● REQUEST
Give every entry again, unchanged, and leave its images out.

(Collected data entries)

* * * * * * *

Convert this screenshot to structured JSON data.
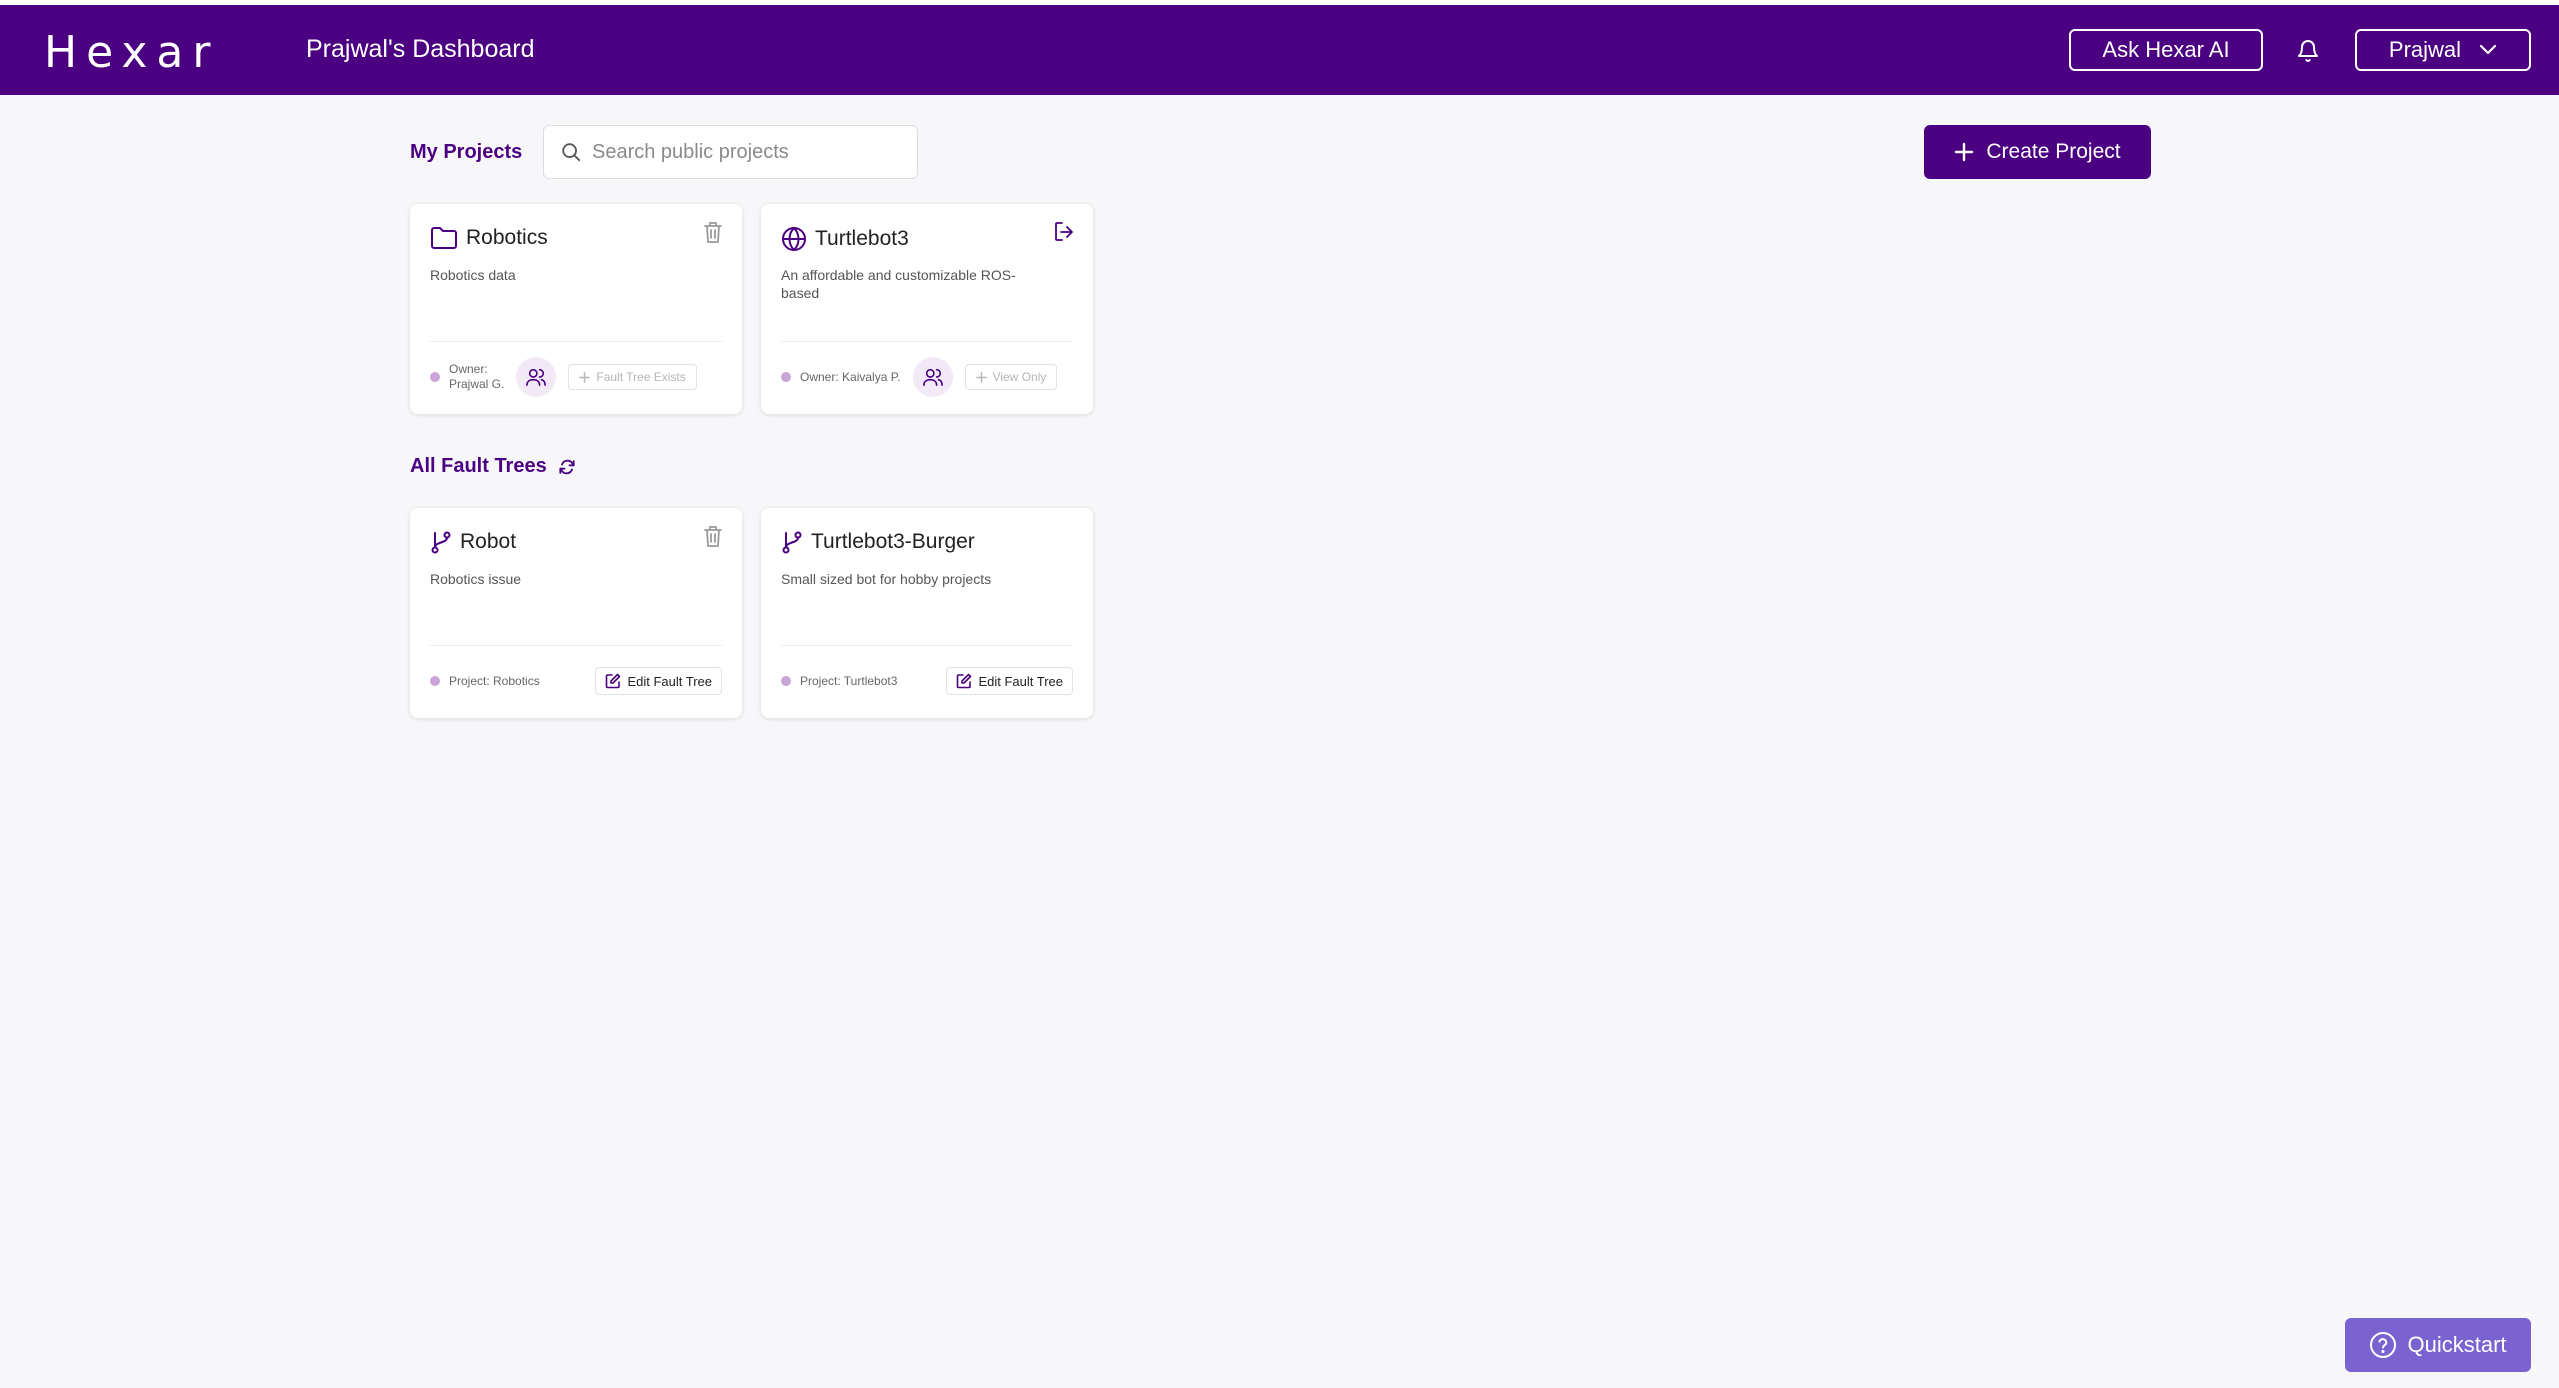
{
  "app": {
    "logo": "Hexar",
    "dashboard_title": "Prajwal's Dashboard",
    "ask_label": "Ask Hexar AI",
    "user_name": "Prajwal",
    "brand_color": "#4b0082"
  },
  "projects": {
    "title": "My Projects",
    "search_placeholder": "Search public projects",
    "create_label": "Create Project",
    "items": [
      {
        "name": "Robotics",
        "description": "Robotics data",
        "icon": "folder-icon",
        "corner_icon": "trash-icon",
        "owner_label": "Owner:",
        "owner_name": "Prajwal G.",
        "action_label": "Fault Tree Exists"
      },
      {
        "name": "Turtlebot3",
        "description": "An affordable and customizable ROS-based",
        "icon": "globe-icon",
        "corner_icon": "leave-icon",
        "owner_text": "Owner: Kaivalya P.",
        "action_label": "View Only"
      }
    ]
  },
  "fault_trees": {
    "title": "All Fault Trees",
    "items": [
      {
        "name": "Robot",
        "description": "Robotics issue",
        "project": "Project: Robotics",
        "edit_label": "Edit Fault Tree"
      },
      {
        "name": "Turtlebot3-Burger",
        "description": "Small sized bot for hobby projects",
        "project": "Project: Turtlebot3",
        "edit_label": "Edit Fault Tree"
      }
    ]
  },
  "quickstart_label": "Quickstart"
}
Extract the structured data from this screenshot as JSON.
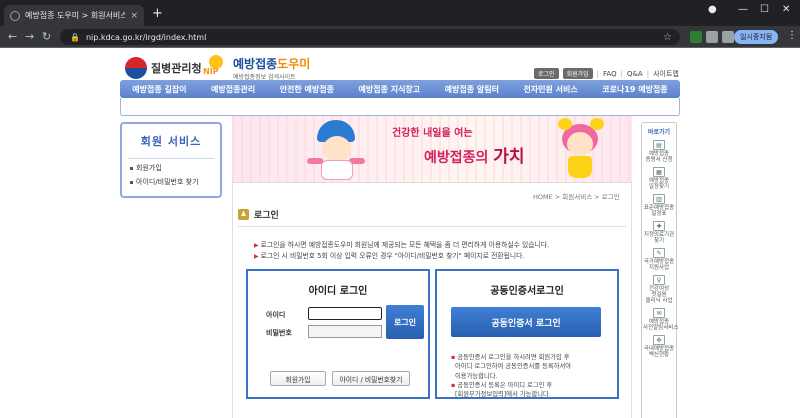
{
  "browser": {
    "tab_title": "예방접종 도우미 > 회원서비스 > ...",
    "tab_close": "×",
    "new_tab": "+",
    "url": "nip.kdca.go.kr/irgd/index.html",
    "profile_label": "일시중지됨",
    "win_min": "—",
    "win_max": "☐",
    "win_close": "✕",
    "nav_back": "←",
    "nav_forward": "→",
    "nav_reload": "↻",
    "menu": "⋮"
  },
  "header": {
    "agency": "질병관리청",
    "site_title_a": "예방접종",
    "site_title_b": "도우미",
    "site_sub": "예방접종정보 검색사이트",
    "nip": "NIP",
    "login_btn": "로그인",
    "join_btn": "회원가입",
    "faq": "FAQ",
    "qna": "Q&A",
    "sitemap": "사이트맵",
    "sep": "|"
  },
  "gnb": [
    "예방접종 길잡이",
    "예방접종관리",
    "안전한 예방접종",
    "예방접종 지식창고",
    "예방접종 알림터",
    "전자민원 서비스",
    "코로나19 예방접종"
  ],
  "lnb": {
    "title": "회원 서비스",
    "items": [
      "회원가입",
      "아이디/비밀번호 찾기"
    ]
  },
  "banner": {
    "slogan1": "건강한 내일을 여는",
    "slogan2a": "예방접종의",
    "slogan2b": "가치"
  },
  "quick": {
    "title": "바로가기",
    "items": [
      "예방접종 증명서 신청",
      "예방접종 일정찾기",
      "표준예방접종 일정표",
      "지정의료기관 찾기",
      "국가예방접종 지원사업",
      "건강여성 첫걸음 클리닉 사업",
      "예방접종 사전알림서비스",
      "국내예방접종 백신현황"
    ]
  },
  "content": {
    "breadcrumb": "HOME > 회원서비스 > 로그인",
    "title": "로그인",
    "notices": [
      "로그인을 하시면 예방접종도우미 회원님께 제공되는 모든 혜택을 좀 더 편리하게 이용하실수 있습니다.",
      "로그인 시 비밀번호 5회 이상 입력 오류인 경우 \"아이디/비밀번호 찾기\" 페이지로 전환됩니다."
    ],
    "id_login": {
      "title": "아이디 로그인",
      "id_label": "아이디",
      "pw_label": "비밀번호",
      "id_value": "",
      "pw_value": "",
      "login_button": "로그인",
      "join_button": "회원가입",
      "find_button": "아이디 / 비밀번호찾기"
    },
    "cert_login": {
      "title": "공동인증서로그인",
      "button": "공동인증서 로그인",
      "notes": [
        "공동인증서 로그인을 하시려면 회원가입 후",
        "아이디 로그인하여 공동인증서를 등록하셔야",
        "이용가능합니다.",
        "공동인증서 등록은 아이디 로그인 후",
        "[회원부가정보입력]에서 가능합니다."
      ]
    }
  },
  "colors": {
    "gnb": "#5b82cf",
    "accent": "#2a5fb0",
    "banner_text": "#d42060"
  }
}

* * * * * * *

● THE RESPONSE
Convert this screenshot to structured JSON data.
{
  "app": {
    "logo": "Hexar",
    "dashboard_title": "Prajwal's Dashboard",
    "ask_label": "Ask Hexar AI",
    "user_name": "Prajwal",
    "brand_color": "#4b0082"
  },
  "projects": {
    "title": "My Projects",
    "search_placeholder": "Search public projects",
    "create_label": "Create Project",
    "items": [
      {
        "name": "Robotics",
        "description": "Robotics data",
        "icon": "folder-icon",
        "corner_icon": "trash-icon",
        "owner_label": "Owner:",
        "owner_name": "Prajwal G.",
        "action_label": "Fault Tree Exists"
      },
      {
        "name": "Turtlebot3",
        "description": "An affordable and customizable ROS-based",
        "icon": "globe-icon",
        "corner_icon": "leave-icon",
        "owner_text": "Owner: Kaivalya P.",
        "action_label": "View Only"
      }
    ]
  },
  "fault_trees": {
    "title": "All Fault Trees",
    "items": [
      {
        "name": "Robot",
        "description": "Robotics issue",
        "project": "Project: Robotics",
        "edit_label": "Edit Fault Tree"
      },
      {
        "name": "Turtlebot3-Burger",
        "description": "Small sized bot for hobby projects",
        "project": "Project: Turtlebot3",
        "edit_label": "Edit Fault Tree"
      }
    ]
  },
  "quickstart_label": "Quickstart"
}
Extract the structured data from this screenshot as JSON.
{
  "browser": {
    "tab_title": "예방접종 도우미 > 회원서비스 > ...",
    "tab_close": "×",
    "new_tab": "+",
    "url": "nip.kdca.go.kr/irgd/index.html",
    "profile_label": "일시중지됨",
    "win_min": "—",
    "win_max": "☐",
    "win_close": "✕",
    "nav_back": "←",
    "nav_forward": "→",
    "nav_reload": "↻",
    "menu": "⋮"
  },
  "header": {
    "agency": "질병관리청",
    "site_title_a": "예방접종",
    "site_title_b": "도우미",
    "site_sub": "예방접종정보 검색사이트",
    "nip": "NIP",
    "login_btn": "로그인",
    "join_btn": "회원가입",
    "faq": "FAQ",
    "qna": "Q&A",
    "sitemap": "사이트맵",
    "sep": "|"
  },
  "gnb": [
    "예방접종 길잡이",
    "예방접종관리",
    "안전한 예방접종",
    "예방접종 지식창고",
    "예방접종 알림터",
    "전자민원 서비스",
    "코로나19 예방접종"
  ],
  "lnb": {
    "title": "회원 서비스",
    "items": [
      "회원가입",
      "아이디/비밀번호 찾기"
    ]
  },
  "banner": {
    "slogan1": "건강한 내일을 여는",
    "slogan2a": "예방접종의",
    "slogan2b": "가치"
  },
  "quick": {
    "title": "바로가기",
    "items": [
      "예방접종 증명서 신청",
      "예방접종 일정찾기",
      "표준예방접종 일정표",
      "지정의료기관 찾기",
      "국가예방접종 지원사업",
      "건강여성 첫걸음 클리닉 사업",
      "예방접종 사전알림서비스",
      "국내예방접종 백신현황"
    ]
  },
  "content": {
    "breadcrumb": "HOME > 회원서비스 > 로그인",
    "title": "로그인",
    "notices": [
      "로그인을 하시면 예방접종도우미 회원님께 제공되는 모든 혜택을 좀 더 편리하게 이용하실수 있습니다.",
      "로그인 시 비밀번호 5회 이상 입력 오류인 경우 \"아이디/비밀번호 찾기\" 페이지로 전환됩니다."
    ],
    "id_login": {
      "title": "아이디 로그인",
      "id_label": "아이디",
      "pw_label": "비밀번호",
      "id_value": "",
      "pw_value": "",
      "login_button": "로그인",
      "join_button": "회원가입",
      "find_button": "아이디 / 비밀번호찾기"
    },
    "cert_login": {
      "title": "공동인증서로그인",
      "button": "공동인증서 로그인",
      "notes": [
        "공동인증서 로그인을 하시려면 회원가입 후",
        "아이디 로그인하여 공동인증서를 등록하셔야",
        "이용가능합니다.",
        "공동인증서 등록은 아이디 로그인 후",
        "[회원부가정보입력]에서 가능합니다."
      ]
    }
  },
  "colors": {
    "gnb": "#5b82cf",
    "accent": "#2a5fb0",
    "banner_text": "#d42060"
  }
}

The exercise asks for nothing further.